Goal of the exercise: The records underneath are to be repeated exactly, with the pictures left out.

[Start of Provided entries]

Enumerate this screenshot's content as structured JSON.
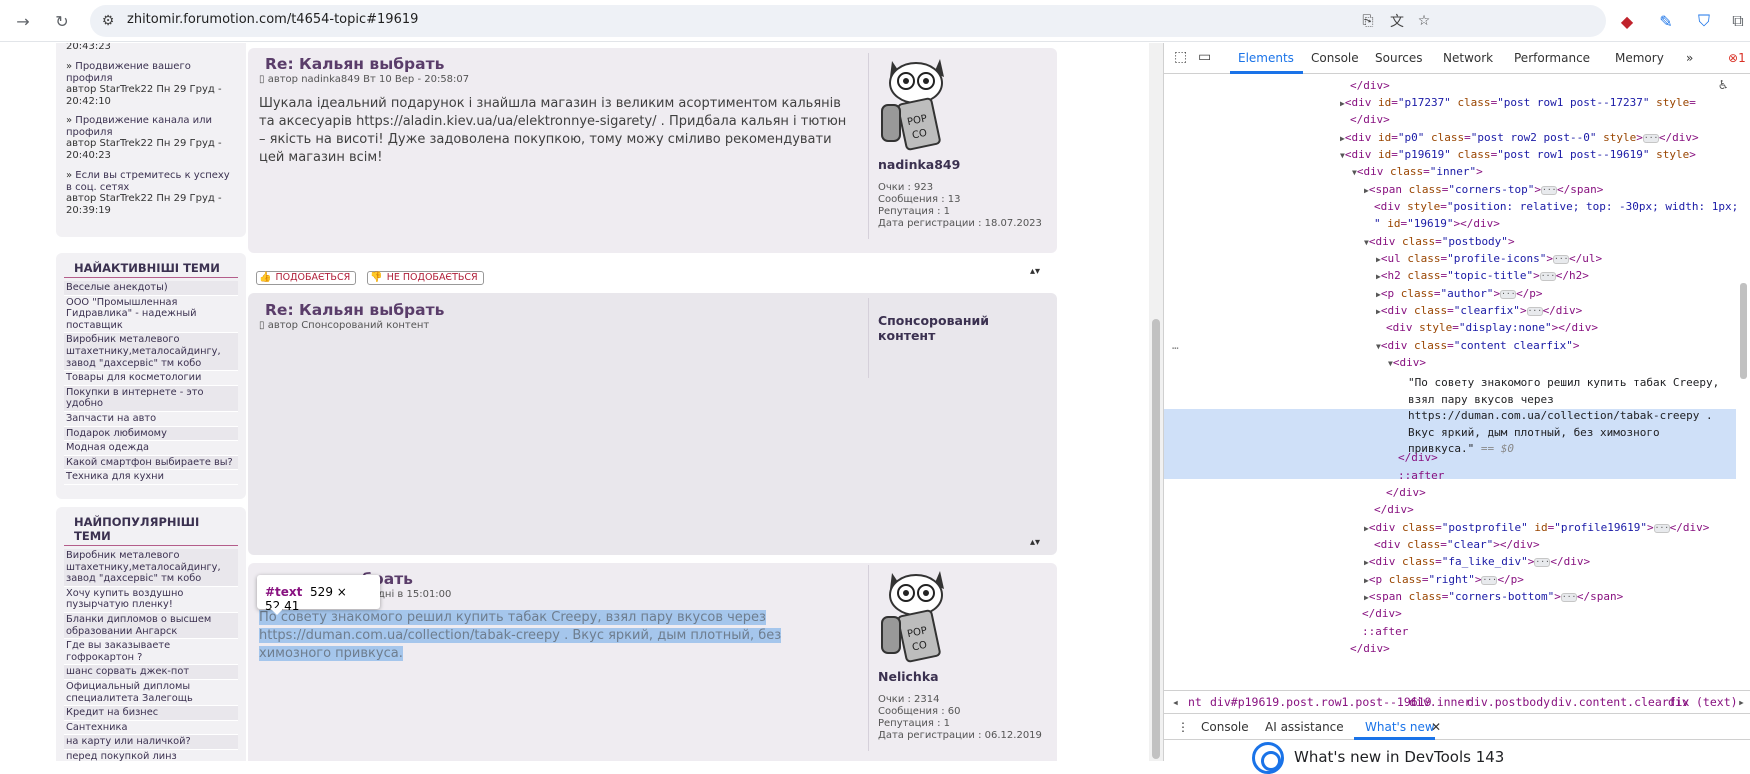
{
  "browser": {
    "url": "zhitomir.forumotion.com/t4654-topic#19619"
  },
  "sidebar": {
    "recent_top_cut": "20:43:23",
    "recent": [
      {
        "title": "Продвижение вашего профиля",
        "meta": "автор StarTrek22 Пн 29 Груд -",
        "time": "20:42:10"
      },
      {
        "title": "Продвижение канала или профиля",
        "meta": "автор StarTrek22 Пн 29 Груд -",
        "time": "20:40:23"
      },
      {
        "title": "Если вы стремитесь к успеху в соц. сетях",
        "meta": "автор StarTrek22 Пн 29 Груд -",
        "time": "20:39:19"
      }
    ],
    "active_title": "НАЙАКТИВНІШІ ТЕМИ",
    "active_topics": [
      "Веселые анекдоты)",
      "ООО \"Промышленная Гидравлика\" - надежный поставщик",
      "Виробник металевого штахетнику,металосайдингу, завод \"дахсервіс\" тм кобо",
      "Товары для косметологии",
      "Покупки в интернете - это удобно",
      "Запчасти на авто",
      "Подарок любимому",
      "Модная одежда",
      "Какой смартфон выбираете вы?",
      "Техника для кухни"
    ],
    "popular_title": "НАЙПОПУЛЯРНІШІ ТЕМИ",
    "popular_topics": [
      "Виробник металевого штахетнику,металосайдингу, завод \"дахсервіс\" тм кобо",
      "Хочу купить воздушно пузырчатую пленку!",
      "Бланки дипломов о высшем образовании Ангарск",
      "Где вы заказываете гофрокартон ?",
      "шанс сорвать джек-пот",
      "Официальный дипломы специалитета Залегощь",
      "Кредит на бизнес",
      "Сантехника",
      "на карту или наличкой?",
      "перед покупкой линз"
    ]
  },
  "posts": [
    {
      "title": "Re: Кальян выбрать",
      "author_line": "автор nadinka849 Вт 10 Вер - 20:58:07",
      "body": "Шукала ідеальний подарунок і знайшла магазин із великим асортиментом кальянів та аксесуарів https://aladin.kiev.ua/ua/elektronnye-sigarety/ . Придбала кальян і тютюн – якість на висоті! Дуже задоволена покупкою, тому можу сміливо рекомендувати цей магазин всім!",
      "profile_name": "nadinka849",
      "stats": [
        "Очки : 923",
        "Сообщения : 13",
        "Репутация : 1",
        "Дата регистрации : 18.07.2023"
      ]
    },
    {
      "title": "Re: Кальян выбрать",
      "author_line": "автор Спонсорований контент",
      "profile_name": "Спонсорований контент"
    },
    {
      "title": "Re: Кальян выбрать",
      "author_line": "дні в 15:01:00",
      "body": "По совету знакомого решил купить табак Creepy, взял пару вкусов через https://duman.com.ua/collection/tabak-creepy . Вкус яркий, дым плотный, без химозного привкуса.",
      "profile_name": "Nelichka",
      "stats": [
        "Очки : 2314",
        "Сообщения : 60",
        "Репутация : 1",
        "Дата регистрации : 06.12.2019"
      ]
    }
  ],
  "likes": {
    "like": "ПОДОБАЄТЬСЯ",
    "dislike": "НЕ ПОДОБАЄТЬСЯ"
  },
  "tooltip": {
    "node": "#text",
    "size": "529 × 52.41"
  },
  "devtools": {
    "tabs": [
      "Elements",
      "Console",
      "Sources",
      "Network",
      "Performance",
      "Memory"
    ],
    "error_count": "1",
    "selected_text": "\"По совету знакомого решил купить табак Creepy, взял пару вкусов через https://duman.com.ua/collection/tabak-creepy . Вкус яркий, дым плотный, без химозного привкуса.\"",
    "dollar_zero": "== $0",
    "breadcrumbs": [
      "nt",
      "div#p19619.post.row1.post--19619",
      "div.inner",
      "div.postbody",
      "div.content.clearfix",
      "div",
      "(text)"
    ],
    "drawer_tabs": [
      "Console",
      "AI assistance",
      "What's new"
    ],
    "whatsnew_title": "What's new in DevTools 143"
  }
}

[End of Provided entries]

Finished task:
Enumerate this screenshot's content as structured JSON.
{
  "browser": {
    "url": "zhitomir.forumotion.com/t4654-topic#19619"
  },
  "sidebar": {
    "recent_top_cut": "20:43:23",
    "recent": [
      {
        "title": "Продвижение вашего профиля",
        "meta": "автор StarTrek22 Пн 29 Груд -",
        "time": "20:42:10"
      },
      {
        "title": "Продвижение канала или профиля",
        "meta": "автор StarTrek22 Пн 29 Груд -",
        "time": "20:40:23"
      },
      {
        "title": "Если вы стремитесь к успеху в соц. сетях",
        "meta": "автор StarTrek22 Пн 29 Груд -",
        "time": "20:39:19"
      }
    ],
    "active_title": "НАЙАКТИВНІШІ ТЕМИ",
    "active_topics": [
      "Веселые анекдоты)",
      "ООО \"Промышленная Гидравлика\" - надежный поставщик",
      "Виробник металевого штахетнику,металосайдингу, завод \"дахсервіс\" тм кобо",
      "Товары для косметологии",
      "Покупки в интернете - это удобно",
      "Запчасти на авто",
      "Подарок любимому",
      "Модная одежда",
      "Какой смартфон выбираете вы?",
      "Техника для кухни"
    ],
    "popular_title": "НАЙПОПУЛЯРНІШІ ТЕМИ",
    "popular_topics": [
      "Виробник металевого штахетнику,металосайдингу, завод \"дахсервіс\" тм кобо",
      "Хочу купить воздушно пузырчатую пленку!",
      "Бланки дипломов о высшем образовании Ангарск",
      "Где вы заказываете гофрокартон ?",
      "шанс сорвать джек-пот",
      "Официальный дипломы специалитета Залегощь",
      "Кредит на бизнес",
      "Сантехника",
      "на карту или наличкой?",
      "перед покупкой линз"
    ]
  },
  "posts": [
    {
      "title": "Re: Кальян выбрать",
      "author_line": "автор nadinka849 Вт 10 Вер - 20:58:07",
      "body": "Шукала ідеальний подарунок і знайшла магазин із великим асортиментом кальянів та аксесуарів https://aladin.kiev.ua/ua/elektronnye-sigarety/ . Придбала кальян і тютюн – якість на висоті! Дуже задоволена покупкою, тому можу сміливо рекомендувати цей магазин всім!",
      "profile_name": "nadinka849",
      "stats": [
        "Очки : 923",
        "Сообщения : 13",
        "Репутация : 1",
        "Дата регистрации : 18.07.2023"
      ]
    },
    {
      "title": "Re: Кальян выбрать",
      "author_line": "автор Спонсорований контент",
      "profile_name": "Спонсорований контент"
    },
    {
      "title": "Re: Кальян выбрать",
      "author_line": "дні в 15:01:00",
      "body": "По совету знакомого решил купить табак Creepy, взял пару вкусов через https://duman.com.ua/collection/tabak-creepy . Вкус яркий, дым плотный, без химозного привкуса.",
      "profile_name": "Nelichka",
      "stats": [
        "Очки : 2314",
        "Сообщения : 60",
        "Репутация : 1",
        "Дата регистрации : 06.12.2019"
      ]
    }
  ],
  "likes": {
    "like": "ПОДОБАЄТЬСЯ",
    "dislike": "НЕ ПОДОБАЄТЬСЯ"
  },
  "tooltip": {
    "node": "#text",
    "size": "529 × 52.41"
  },
  "devtools": {
    "tabs": [
      "Elements",
      "Console",
      "Sources",
      "Network",
      "Performance",
      "Memory"
    ],
    "error_count": "1",
    "selected_text": "\"По совету знакомого решил купить табак Creepy, взял пару вкусов через https://duman.com.ua/collection/tabak-creepy . Вкус яркий, дым плотный, без химозного привкуса.\"",
    "dollar_zero": "== $0",
    "breadcrumbs": [
      "nt",
      "div#p19619.post.row1.post--19619",
      "div.inner",
      "div.postbody",
      "div.content.clearfix",
      "div",
      "(text)"
    ],
    "drawer_tabs": [
      "Console",
      "AI assistance",
      "What's new"
    ],
    "whatsnew_title": "What's new in DevTools 143"
  }
}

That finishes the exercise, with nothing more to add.